Required work - Take the material below and retype it in full; pictures are left out.

Dataset rows -
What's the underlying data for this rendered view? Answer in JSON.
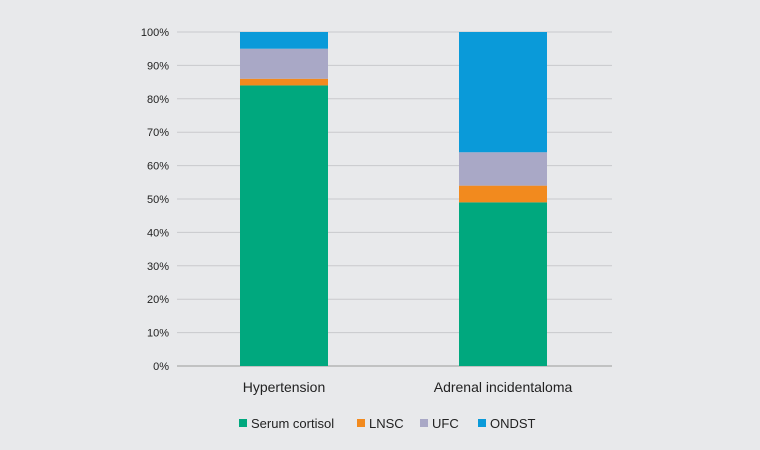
{
  "chart_data": {
    "type": "bar",
    "stacked": true,
    "percent": true,
    "categories": [
      "Hypertension",
      "Adrenal incidentaloma"
    ],
    "series": [
      {
        "name": "Serum cortisol",
        "color": "#00a87e",
        "values": [
          84,
          49
        ]
      },
      {
        "name": "LNSC",
        "color": "#f28a1e",
        "values": [
          2,
          5
        ]
      },
      {
        "name": "UFC",
        "color": "#a9a8c6",
        "values": [
          9,
          10
        ]
      },
      {
        "name": "ONDST",
        "color": "#0a9ad9",
        "values": [
          5,
          36
        ]
      }
    ],
    "ylim": [
      0,
      100
    ],
    "yticks": [
      "0%",
      "10%",
      "20%",
      "30%",
      "40%",
      "50%",
      "60%",
      "70%",
      "80%",
      "90%",
      "100%"
    ],
    "grid": true,
    "legend": "bottom",
    "title": "",
    "xlabel": "",
    "ylabel": ""
  }
}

Response to this task -
What's the underlying data for this rendered view? Answer in JSON.
{
  "chart_data": {
    "type": "bar",
    "stacked": true,
    "percent": true,
    "categories": [
      "Hypertension",
      "Adrenal incidentaloma"
    ],
    "series": [
      {
        "name": "Serum cortisol",
        "color": "#00a87e",
        "values": [
          84,
          49
        ]
      },
      {
        "name": "LNSC",
        "color": "#f28a1e",
        "values": [
          2,
          5
        ]
      },
      {
        "name": "UFC",
        "color": "#a9a8c6",
        "values": [
          9,
          10
        ]
      },
      {
        "name": "ONDST",
        "color": "#0a9ad9",
        "values": [
          5,
          36
        ]
      }
    ],
    "ylim": [
      0,
      100
    ],
    "yticks": [
      "0%",
      "10%",
      "20%",
      "30%",
      "40%",
      "50%",
      "60%",
      "70%",
      "80%",
      "90%",
      "100%"
    ],
    "grid": true,
    "legend": "bottom",
    "title": "",
    "xlabel": "",
    "ylabel": ""
  }
}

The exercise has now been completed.